AIM:
Transcribe each line of the records below exactly, excluding any embedded images.

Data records
* * *
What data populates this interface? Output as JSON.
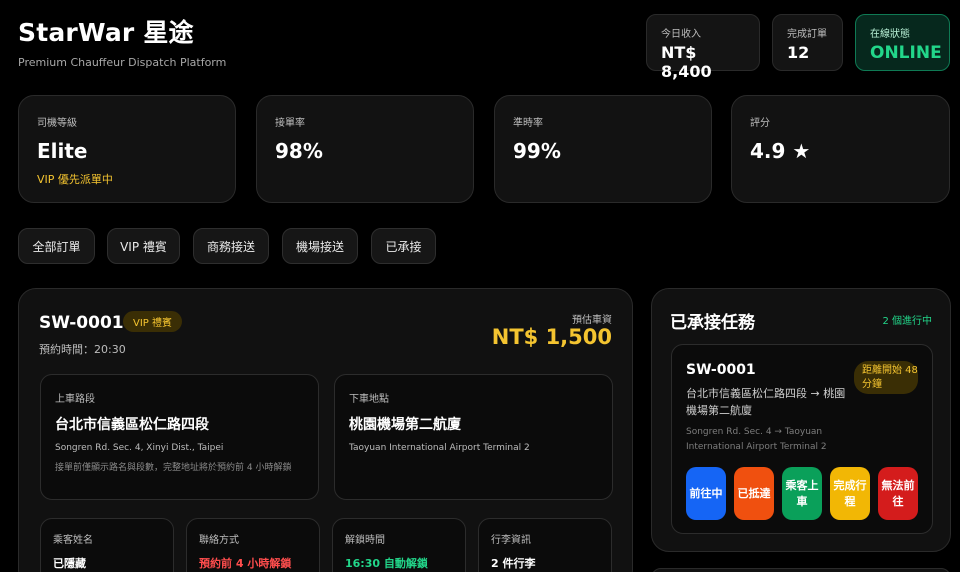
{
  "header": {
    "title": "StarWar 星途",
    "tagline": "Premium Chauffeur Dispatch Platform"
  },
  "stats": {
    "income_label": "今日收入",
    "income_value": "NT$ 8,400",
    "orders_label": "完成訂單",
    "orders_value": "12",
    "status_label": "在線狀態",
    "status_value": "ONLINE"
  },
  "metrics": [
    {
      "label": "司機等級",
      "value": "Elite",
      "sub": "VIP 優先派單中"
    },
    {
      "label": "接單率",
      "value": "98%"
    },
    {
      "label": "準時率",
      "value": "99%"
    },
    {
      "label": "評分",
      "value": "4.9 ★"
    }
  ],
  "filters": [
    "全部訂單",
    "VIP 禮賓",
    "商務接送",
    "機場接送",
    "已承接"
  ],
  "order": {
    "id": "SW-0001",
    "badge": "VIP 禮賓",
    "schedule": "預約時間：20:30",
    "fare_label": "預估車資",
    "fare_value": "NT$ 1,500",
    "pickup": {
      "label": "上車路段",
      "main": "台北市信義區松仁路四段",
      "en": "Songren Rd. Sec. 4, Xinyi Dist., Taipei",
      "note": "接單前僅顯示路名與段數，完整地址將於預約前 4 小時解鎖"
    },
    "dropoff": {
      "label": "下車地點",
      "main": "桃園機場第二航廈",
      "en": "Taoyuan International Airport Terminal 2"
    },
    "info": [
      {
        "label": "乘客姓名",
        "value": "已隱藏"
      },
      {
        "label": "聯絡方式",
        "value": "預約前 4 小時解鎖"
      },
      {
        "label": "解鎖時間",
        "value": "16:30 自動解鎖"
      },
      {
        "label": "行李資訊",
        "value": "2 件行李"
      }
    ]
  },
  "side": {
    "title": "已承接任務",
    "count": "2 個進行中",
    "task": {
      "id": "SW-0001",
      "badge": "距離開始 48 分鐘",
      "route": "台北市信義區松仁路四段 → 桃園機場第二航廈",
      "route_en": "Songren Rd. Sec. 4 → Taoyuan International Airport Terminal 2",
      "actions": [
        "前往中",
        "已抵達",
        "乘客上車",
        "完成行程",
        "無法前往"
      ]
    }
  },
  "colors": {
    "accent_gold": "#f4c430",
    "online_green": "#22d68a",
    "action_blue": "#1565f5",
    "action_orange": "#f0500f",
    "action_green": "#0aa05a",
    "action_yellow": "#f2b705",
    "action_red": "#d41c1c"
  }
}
* * *
SOLVED EXERCISE:
What data populates this interface? Output as JSON.
{
  "header": {
    "title": "StarWar 星途",
    "tagline": "Premium Chauffeur Dispatch Platform"
  },
  "stats": {
    "income_label": "今日收入",
    "income_value": "NT$ 8,400",
    "orders_label": "完成訂單",
    "orders_value": "12",
    "status_label": "在線狀態",
    "status_value": "ONLINE"
  },
  "metrics": [
    {
      "label": "司機等級",
      "value": "Elite",
      "sub": "VIP 優先派單中"
    },
    {
      "label": "接單率",
      "value": "98%"
    },
    {
      "label": "準時率",
      "value": "99%"
    },
    {
      "label": "評分",
      "value": "4.9 ★"
    }
  ],
  "filters": [
    "全部訂單",
    "VIP 禮賓",
    "商務接送",
    "機場接送",
    "已承接"
  ],
  "order": {
    "id": "SW-0001",
    "badge": "VIP 禮賓",
    "schedule": "預約時間：20:30",
    "fare_label": "預估車資",
    "fare_value": "NT$ 1,500",
    "pickup": {
      "label": "上車路段",
      "main": "台北市信義區松仁路四段",
      "en": "Songren Rd. Sec. 4, Xinyi Dist., Taipei",
      "note": "接單前僅顯示路名與段數，完整地址將於預約前 4 小時解鎖"
    },
    "dropoff": {
      "label": "下車地點",
      "main": "桃園機場第二航廈",
      "en": "Taoyuan International Airport Terminal 2"
    },
    "info": [
      {
        "label": "乘客姓名",
        "value": "已隱藏"
      },
      {
        "label": "聯絡方式",
        "value": "預約前 4 小時解鎖"
      },
      {
        "label": "解鎖時間",
        "value": "16:30 自動解鎖"
      },
      {
        "label": "行李資訊",
        "value": "2 件行李"
      }
    ]
  },
  "side": {
    "title": "已承接任務",
    "count": "2 個進行中",
    "task": {
      "id": "SW-0001",
      "badge": "距離開始 48 分鐘",
      "route": "台北市信義區松仁路四段 → 桃園機場第二航廈",
      "route_en": "Songren Rd. Sec. 4 → Taoyuan International Airport Terminal 2",
      "actions": [
        "前往中",
        "已抵達",
        "乘客上車",
        "完成行程",
        "無法前往"
      ]
    }
  },
  "colors": {
    "accent_gold": "#f4c430",
    "online_green": "#22d68a",
    "action_blue": "#1565f5",
    "action_orange": "#f0500f",
    "action_green": "#0aa05a",
    "action_yellow": "#f2b705",
    "action_red": "#d41c1c"
  }
}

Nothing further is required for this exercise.